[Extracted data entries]
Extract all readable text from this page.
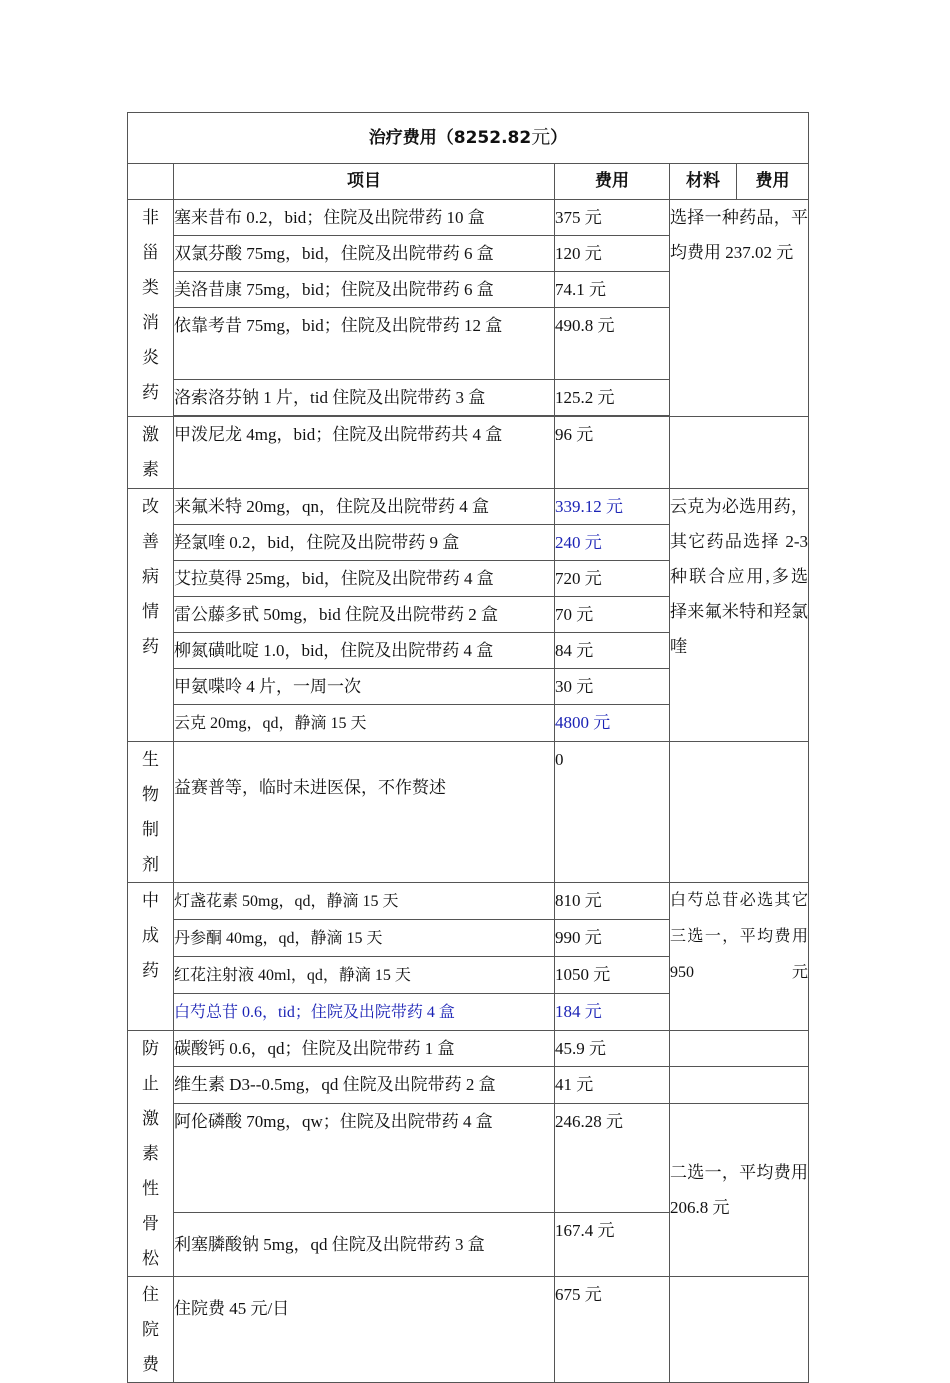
治疗费用（8252.82元）				
	项目	费用	材料	费用
非甾类消炎药	塞来昔布 0.2，bid；住院及出院带药 10 盒	375 元	选择一种药品，平均费用 237.02 元	
	双氯芬酸 75mg，bid，住院及出院带药 6 盒	120 元		
	美洛昔康 75mg，bid；住院及出院带药 6 盒	74.1 元		
	依靠考昔 75mg，bid；住院及出院带药 12 盒	490.8 元		
	洛索洛芬钠 1 片，tid 住院及出院带药 3 盒	125.2 元		

激素	甲泼尼龙 4mg，bid；住院及出院带药共 4 盒	96 元		
改善病情药	来氟米特 20mg，qn，住院及出院带药 4 盒	339.12 元	云克为必选用药，其它药品选择 2-3 种联合应用,多选择来氟米特和羟氯喹	
	羟氯喹 0.2，bid，住院及出院带药 9 盒	240 元		
	艾拉莫得 25mg，bid，住院及出院带药 4 盒	720 元		
	雷公藤多甙 50mg，bid 住院及出院带药 2 盒	70 元		
	柳氮磺吡啶 1.0，bid，住院及出院带药 4 盒	84 元		
	甲氨喋呤 4 片，一周一次	30 元		
	云克 20mg，qd，静滴 15 天	4800 元		
生物制剂	益赛普等，临时未进医保，不作赘述	0		
中成药	灯盏花素 50mg，qd，静滴 15 天	810 元	白芍总苷必选其它三选一，平均费用 950 元	
	丹参酮 40mg，qd，静滴 15 天	990 元		
	红花注射液 40ml，qd，静滴 15 天	1050 元		
	白芍总苷 0.6，tid；住院及出院带药 4 盒	184 元		
防止激素性骨松	碳酸钙 0.6，qd；住院及出院带药 1 盒	45.9 元		
	维生素 D3--0.5mg，qd 住院及出院带药 2 盒	41 元		
	阿伦磷酸 70mg，qw；住院及出院带药 4 盒	246.28 元	二选一，平均费用 206.8 元	
	利塞膦酸钠 5mg，qd 住院及出院带药 3 盒	167.4 元		
住院费	住院费 45 元/日	675 元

#### WRITTEN EXERCISE:
Show every line from the entries above in which "平均费用" appears.

#### IN RESPONSE:
非甾类消炎药	塞来昔布 0.2，bid；住院及出院带药 10 盒	375 元	选择一种药品，平均费用 237.02 元	
中成药	灯盏花素 50mg，qd，静滴 15 天	810 元	白芍总苷必选其它三选一，平均费用 950 元	
	阿伦磷酸 70mg，qw；住院及出院带药 4 盒	246.28 元	二选一，平均费用 206.8 元	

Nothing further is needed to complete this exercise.